* [Your assignment]:
If a picture appears in the records, skip it; copy everything else exactly.

* [Extracted material]:
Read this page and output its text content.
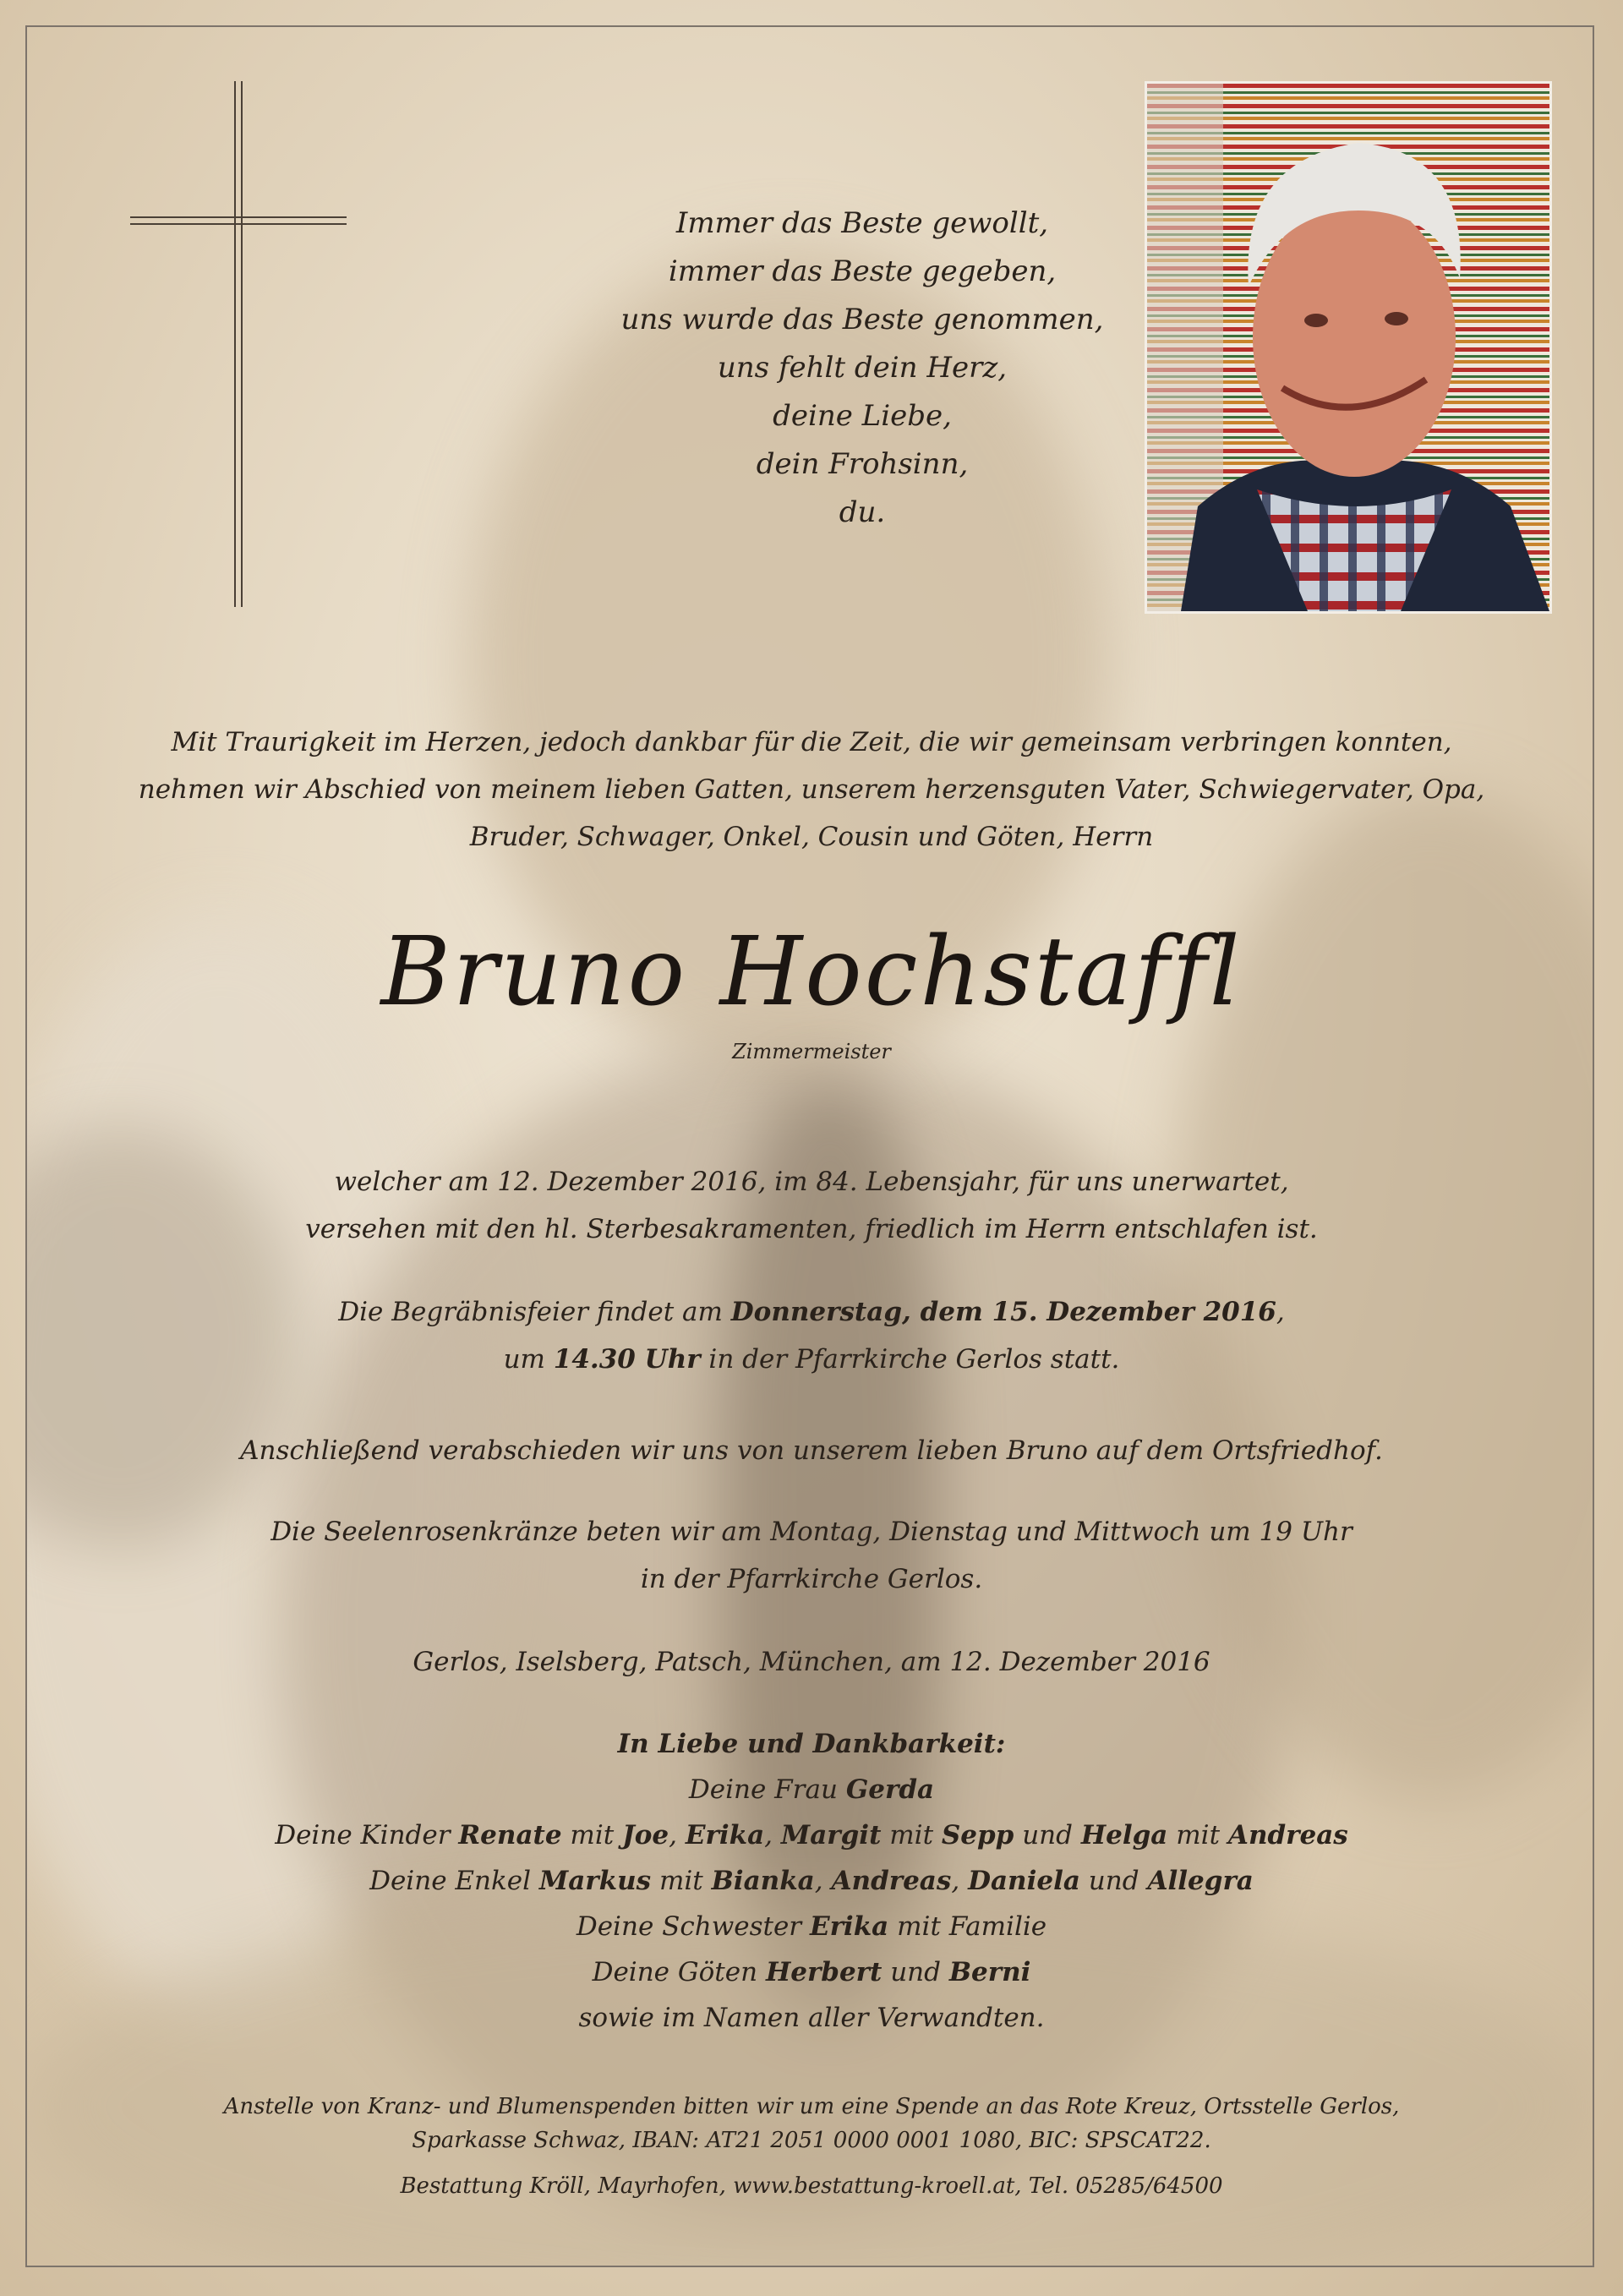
Immer das Beste gewollt,
immer das Beste gegeben,
uns wurde das Beste genommen,
uns fehlt dein Herz,
deine Liebe,
dein Frohsinn,
du.
Mit Traurigkeit im Herzen, jedoch dankbar für die Zeit, die wir gemeinsam verbringen konnten,
nehmen wir Abschied von meinem lieben Gatten, unserem herzensguten Vater, Schwiegervater, Opa,
Bruder, Schwager, Onkel, Cousin und Göten, Herrn
Bruno Hochstaffl
Zimmermeister
welcher am 12. Dezember 2016, im 84. Lebensjahr, für uns unerwartet,
versehen mit den hl. Sterbesakramenten, friedlich im Herrn entschlafen ist.
Die Begräbnisfeier findet am Donnerstag, dem 15. Dezember 2016,
um 14.30 Uhr in der Pfarrkirche Gerlos statt.
Anschließend verabschieden wir uns von unserem lieben Bruno auf dem Ortsfriedhof.
Die Seelenrosenkränze beten wir am Montag, Dienstag und Mittwoch um 19 Uhr
in der Pfarrkirche Gerlos.
Gerlos, Iselsberg, Patsch, München, am 12. Dezember 2016
In Liebe und Dankbarkeit:
Deine Frau Gerda
Deine Kinder Renate mit Joe, Erika, Margit mit Sepp und Helga mit Andreas
Deine Enkel Markus mit Bianka, Andreas, Daniela und Allegra
Deine Schwester Erika mit Familie
Deine Göten Herbert und Berni
sowie im Namen aller Verwandten.
Anstelle von Kranz- und Blumenspenden bitten wir um eine Spende an das Rote Kreuz, Ortsstelle Gerlos,
Sparkasse Schwaz, IBAN: AT21 2051 0000 0001 1080, BIC: SPSCAT22.
Bestattung Kröll, Mayrhofen, www.bestattung-kroell.at, Tel. 05285/64500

* [The answer]:
Read this page and output its text content.
Immer das Beste gewollt,
immer das Beste gegeben,
uns wurde das Beste genommen,
uns fehlt dein Herz,
deine Liebe,
dein Frohsinn,
du.
Mit Traurigkeit im Herzen, jedoch dankbar für die Zeit, die wir gemeinsam verbringen konnten,
nehmen wir Abschied von meinem lieben Gatten, unserem herzensguten Vater, Schwiegervater, Opa,
Bruder, Schwager, Onkel, Cousin und Göten, Herrn
Bruno Hochstaffl
Zimmermeister
welcher am 12. Dezember 2016, im 84. Lebensjahr, für uns unerwartet,
versehen mit den hl. Sterbesakramenten, friedlich im Herrn entschlafen ist.
Die Begräbnisfeier findet am Donnerstag, dem 15. Dezember 2016,
um 14.30 Uhr in der Pfarrkirche Gerlos statt.
Anschließend verabschieden wir uns von unserem lieben Bruno auf dem Ortsfriedhof.
Die Seelenrosenkränze beten wir am Montag, Dienstag und Mittwoch um 19 Uhr
in der Pfarrkirche Gerlos.
Gerlos, Iselsberg, Patsch, München, am 12. Dezember 2016
In Liebe und Dankbarkeit:
Deine Frau Gerda
Deine Kinder Renate mit Joe, Erika, Margit mit Sepp und Helga mit Andreas
Deine Enkel Markus mit Bianka, Andreas, Daniela und Allegra
Deine Schwester Erika mit Familie
Deine Göten Herbert und Berni
sowie im Namen aller Verwandten.
Anstelle von Kranz- und Blumenspenden bitten wir um eine Spende an das Rote Kreuz, Ortsstelle Gerlos,
Sparkasse Schwaz, IBAN: AT21 2051 0000 0001 1080, BIC: SPSCAT22.
Bestattung Kröll, Mayrhofen, www.bestattung-kroell.at, Tel. 05285/64500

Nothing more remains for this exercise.